The required output is the line containing "Enumerate this screenshot's" through the final line of the material below, printed exactly, with no other lines.

-- BEGIN DATASET EXTRACT --

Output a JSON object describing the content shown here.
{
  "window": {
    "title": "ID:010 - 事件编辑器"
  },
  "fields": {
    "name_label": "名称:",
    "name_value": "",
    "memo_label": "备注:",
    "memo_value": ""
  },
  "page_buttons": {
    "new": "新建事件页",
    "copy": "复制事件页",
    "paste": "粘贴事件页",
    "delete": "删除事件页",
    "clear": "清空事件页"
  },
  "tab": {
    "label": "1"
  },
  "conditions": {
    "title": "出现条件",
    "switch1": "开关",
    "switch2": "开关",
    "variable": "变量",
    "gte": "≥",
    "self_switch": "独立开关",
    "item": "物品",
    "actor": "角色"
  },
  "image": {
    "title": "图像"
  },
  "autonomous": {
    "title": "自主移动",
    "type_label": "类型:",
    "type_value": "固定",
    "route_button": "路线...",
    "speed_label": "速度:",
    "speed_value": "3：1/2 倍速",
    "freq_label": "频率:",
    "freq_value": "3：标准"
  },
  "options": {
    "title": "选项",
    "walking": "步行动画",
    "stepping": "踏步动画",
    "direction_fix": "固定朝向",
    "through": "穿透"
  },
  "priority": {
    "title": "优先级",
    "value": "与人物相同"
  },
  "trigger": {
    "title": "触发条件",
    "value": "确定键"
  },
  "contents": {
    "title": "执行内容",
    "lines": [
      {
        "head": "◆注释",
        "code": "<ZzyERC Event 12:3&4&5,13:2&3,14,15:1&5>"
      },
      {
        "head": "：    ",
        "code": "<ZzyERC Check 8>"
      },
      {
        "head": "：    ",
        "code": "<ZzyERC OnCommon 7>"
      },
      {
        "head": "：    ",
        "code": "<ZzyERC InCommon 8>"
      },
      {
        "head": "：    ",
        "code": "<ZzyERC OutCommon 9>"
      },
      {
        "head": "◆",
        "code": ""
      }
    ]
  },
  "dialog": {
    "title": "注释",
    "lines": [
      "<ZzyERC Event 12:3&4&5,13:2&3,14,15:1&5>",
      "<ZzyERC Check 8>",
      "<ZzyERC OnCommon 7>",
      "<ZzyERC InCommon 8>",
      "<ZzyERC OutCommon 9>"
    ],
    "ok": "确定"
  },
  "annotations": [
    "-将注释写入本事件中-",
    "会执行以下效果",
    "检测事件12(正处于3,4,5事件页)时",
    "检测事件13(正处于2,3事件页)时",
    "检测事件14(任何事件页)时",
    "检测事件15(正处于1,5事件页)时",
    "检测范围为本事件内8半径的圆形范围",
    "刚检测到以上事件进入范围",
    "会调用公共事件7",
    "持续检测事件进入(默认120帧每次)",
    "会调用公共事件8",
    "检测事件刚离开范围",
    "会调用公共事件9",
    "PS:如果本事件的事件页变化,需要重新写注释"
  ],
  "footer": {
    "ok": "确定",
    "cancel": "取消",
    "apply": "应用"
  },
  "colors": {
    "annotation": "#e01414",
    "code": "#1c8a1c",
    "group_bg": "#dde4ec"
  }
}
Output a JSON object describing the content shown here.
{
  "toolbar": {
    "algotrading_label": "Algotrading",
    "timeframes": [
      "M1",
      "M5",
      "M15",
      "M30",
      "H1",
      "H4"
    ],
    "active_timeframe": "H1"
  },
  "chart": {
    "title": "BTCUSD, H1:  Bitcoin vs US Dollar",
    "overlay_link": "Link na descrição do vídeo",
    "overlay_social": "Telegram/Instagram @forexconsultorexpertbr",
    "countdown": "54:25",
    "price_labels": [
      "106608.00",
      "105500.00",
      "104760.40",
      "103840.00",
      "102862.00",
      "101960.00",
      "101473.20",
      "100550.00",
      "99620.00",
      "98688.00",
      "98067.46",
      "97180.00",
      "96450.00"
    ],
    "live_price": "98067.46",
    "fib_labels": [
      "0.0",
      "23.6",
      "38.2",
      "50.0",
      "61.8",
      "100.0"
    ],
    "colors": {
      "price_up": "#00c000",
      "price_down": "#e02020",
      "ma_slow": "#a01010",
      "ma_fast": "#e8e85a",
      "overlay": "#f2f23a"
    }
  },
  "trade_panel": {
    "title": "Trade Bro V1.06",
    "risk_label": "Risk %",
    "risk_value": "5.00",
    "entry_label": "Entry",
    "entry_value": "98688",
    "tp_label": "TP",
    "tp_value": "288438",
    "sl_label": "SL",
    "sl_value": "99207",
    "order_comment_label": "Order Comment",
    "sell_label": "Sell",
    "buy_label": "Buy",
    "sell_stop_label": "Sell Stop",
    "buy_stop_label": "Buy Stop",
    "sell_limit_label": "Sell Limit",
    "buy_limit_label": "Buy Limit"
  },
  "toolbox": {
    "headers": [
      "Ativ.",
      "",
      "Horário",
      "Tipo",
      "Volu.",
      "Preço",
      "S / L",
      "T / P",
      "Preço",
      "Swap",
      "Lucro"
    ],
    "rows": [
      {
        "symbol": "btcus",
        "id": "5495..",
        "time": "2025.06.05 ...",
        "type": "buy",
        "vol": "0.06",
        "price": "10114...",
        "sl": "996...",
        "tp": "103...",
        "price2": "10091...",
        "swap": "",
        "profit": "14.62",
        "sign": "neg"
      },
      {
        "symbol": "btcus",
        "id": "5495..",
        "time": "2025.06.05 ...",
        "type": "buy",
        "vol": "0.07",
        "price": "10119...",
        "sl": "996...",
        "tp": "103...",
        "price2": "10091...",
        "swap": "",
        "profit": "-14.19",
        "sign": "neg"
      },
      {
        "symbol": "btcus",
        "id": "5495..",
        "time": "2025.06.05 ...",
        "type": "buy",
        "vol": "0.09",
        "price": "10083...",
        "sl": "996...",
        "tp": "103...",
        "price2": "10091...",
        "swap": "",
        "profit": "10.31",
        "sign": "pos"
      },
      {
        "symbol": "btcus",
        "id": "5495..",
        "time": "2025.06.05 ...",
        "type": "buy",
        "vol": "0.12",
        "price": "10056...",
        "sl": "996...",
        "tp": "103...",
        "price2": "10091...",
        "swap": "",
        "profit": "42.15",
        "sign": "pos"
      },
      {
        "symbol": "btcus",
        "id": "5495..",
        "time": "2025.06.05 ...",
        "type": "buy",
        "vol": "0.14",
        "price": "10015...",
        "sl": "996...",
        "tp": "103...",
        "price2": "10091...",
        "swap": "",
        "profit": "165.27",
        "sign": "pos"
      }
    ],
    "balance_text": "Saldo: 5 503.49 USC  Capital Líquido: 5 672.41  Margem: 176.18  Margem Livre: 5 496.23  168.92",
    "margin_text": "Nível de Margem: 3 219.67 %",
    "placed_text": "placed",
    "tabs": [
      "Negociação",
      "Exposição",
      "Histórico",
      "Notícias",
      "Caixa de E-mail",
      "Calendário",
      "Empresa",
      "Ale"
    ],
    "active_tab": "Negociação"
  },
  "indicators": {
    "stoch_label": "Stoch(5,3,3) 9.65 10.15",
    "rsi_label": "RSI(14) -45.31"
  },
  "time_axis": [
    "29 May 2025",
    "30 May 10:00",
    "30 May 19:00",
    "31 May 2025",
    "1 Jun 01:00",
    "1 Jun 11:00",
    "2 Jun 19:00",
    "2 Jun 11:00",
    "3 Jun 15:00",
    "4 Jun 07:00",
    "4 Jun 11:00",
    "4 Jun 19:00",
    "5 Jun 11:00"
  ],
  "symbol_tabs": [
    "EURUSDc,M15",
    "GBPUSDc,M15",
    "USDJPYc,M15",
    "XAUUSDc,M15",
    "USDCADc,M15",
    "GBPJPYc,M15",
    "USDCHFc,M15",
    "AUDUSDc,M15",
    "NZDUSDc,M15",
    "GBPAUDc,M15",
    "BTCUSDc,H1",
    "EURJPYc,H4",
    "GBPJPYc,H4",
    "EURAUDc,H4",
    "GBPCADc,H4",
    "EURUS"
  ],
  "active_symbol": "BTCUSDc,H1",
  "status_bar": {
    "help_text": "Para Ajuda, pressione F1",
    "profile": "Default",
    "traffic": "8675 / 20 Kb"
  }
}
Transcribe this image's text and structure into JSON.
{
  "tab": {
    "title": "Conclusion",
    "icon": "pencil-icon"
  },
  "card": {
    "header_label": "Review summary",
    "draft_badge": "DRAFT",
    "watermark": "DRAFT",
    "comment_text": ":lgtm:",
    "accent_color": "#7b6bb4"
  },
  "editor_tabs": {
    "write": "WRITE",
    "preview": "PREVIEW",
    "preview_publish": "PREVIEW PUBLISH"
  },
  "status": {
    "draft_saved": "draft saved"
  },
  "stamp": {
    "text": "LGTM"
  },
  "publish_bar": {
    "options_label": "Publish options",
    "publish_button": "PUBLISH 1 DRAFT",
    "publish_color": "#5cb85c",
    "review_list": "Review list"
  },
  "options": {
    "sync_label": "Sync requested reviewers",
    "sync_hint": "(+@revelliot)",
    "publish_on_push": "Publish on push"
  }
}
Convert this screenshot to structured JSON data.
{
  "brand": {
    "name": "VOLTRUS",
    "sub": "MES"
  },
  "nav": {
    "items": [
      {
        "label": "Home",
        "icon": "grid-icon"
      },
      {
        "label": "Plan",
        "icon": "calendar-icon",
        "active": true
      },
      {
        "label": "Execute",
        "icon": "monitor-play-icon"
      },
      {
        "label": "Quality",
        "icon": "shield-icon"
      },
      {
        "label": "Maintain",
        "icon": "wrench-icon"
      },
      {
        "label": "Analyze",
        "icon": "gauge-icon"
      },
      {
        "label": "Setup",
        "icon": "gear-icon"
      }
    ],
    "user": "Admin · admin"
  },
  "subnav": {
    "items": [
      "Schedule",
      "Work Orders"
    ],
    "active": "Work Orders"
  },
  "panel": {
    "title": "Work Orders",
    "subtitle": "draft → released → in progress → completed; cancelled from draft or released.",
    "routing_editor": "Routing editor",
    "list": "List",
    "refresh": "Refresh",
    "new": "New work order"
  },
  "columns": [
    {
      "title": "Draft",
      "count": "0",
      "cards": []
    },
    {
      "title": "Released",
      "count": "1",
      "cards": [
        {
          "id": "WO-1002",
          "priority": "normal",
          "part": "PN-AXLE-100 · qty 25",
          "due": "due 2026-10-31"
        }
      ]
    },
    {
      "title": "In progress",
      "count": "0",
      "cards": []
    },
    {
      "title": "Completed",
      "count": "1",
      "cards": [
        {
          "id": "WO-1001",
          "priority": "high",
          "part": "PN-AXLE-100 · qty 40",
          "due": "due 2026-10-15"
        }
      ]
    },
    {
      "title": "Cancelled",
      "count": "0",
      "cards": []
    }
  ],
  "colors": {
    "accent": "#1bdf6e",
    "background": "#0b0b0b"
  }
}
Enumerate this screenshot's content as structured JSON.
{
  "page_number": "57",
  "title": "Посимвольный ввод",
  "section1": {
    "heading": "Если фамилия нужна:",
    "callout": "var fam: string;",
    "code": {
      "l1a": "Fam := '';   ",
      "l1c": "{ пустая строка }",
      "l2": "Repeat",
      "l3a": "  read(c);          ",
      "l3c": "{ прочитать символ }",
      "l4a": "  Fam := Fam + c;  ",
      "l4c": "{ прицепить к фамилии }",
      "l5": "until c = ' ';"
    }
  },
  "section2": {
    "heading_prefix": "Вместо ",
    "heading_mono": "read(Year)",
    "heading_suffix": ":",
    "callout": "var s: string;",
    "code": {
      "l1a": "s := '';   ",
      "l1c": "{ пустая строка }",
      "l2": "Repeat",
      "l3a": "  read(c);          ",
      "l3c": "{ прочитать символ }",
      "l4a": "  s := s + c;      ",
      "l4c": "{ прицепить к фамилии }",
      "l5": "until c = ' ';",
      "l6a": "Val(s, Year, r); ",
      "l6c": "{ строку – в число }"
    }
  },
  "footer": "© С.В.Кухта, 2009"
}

-- END DATASET EXTRACT --

#### [WORKED ANSWER]
Enumerate this screenshot's content as structured JSON.
{
  "page_number": "57",
  "title": "Посимвольный ввод",
  "section1": {
    "heading": "Если фамилия нужна:",
    "callout": "var fam: string;",
    "code": {
      "l1a": "Fam := '';   ",
      "l1c": "{ пустая строка }",
      "l2": "Repeat",
      "l3a": "  read(c);          ",
      "l3c": "{ прочитать символ }",
      "l4a": "  Fam := Fam + c;  ",
      "l4c": "{ прицепить к фамилии }",
      "l5": "until c = ' ';"
    }
  },
  "section2": {
    "heading_prefix": "Вместо ",
    "heading_mono": "read(Year)",
    "heading_suffix": ":",
    "callout": "var s: string;",
    "code": {
      "l1a": "s := '';   ",
      "l1c": "{ пустая строка }",
      "l2": "Repeat",
      "l3a": "  read(c);          ",
      "l3c": "{ прочитать символ }",
      "l4a": "  s := s + c;      ",
      "l4c": "{ прицепить к фамилии }",
      "l5": "until c = ' ';",
      "l6a": "Val(s, Year, r); ",
      "l6c": "{ строку – в число }"
    }
  },
  "footer": "© С.В.Кухта, 2009"
}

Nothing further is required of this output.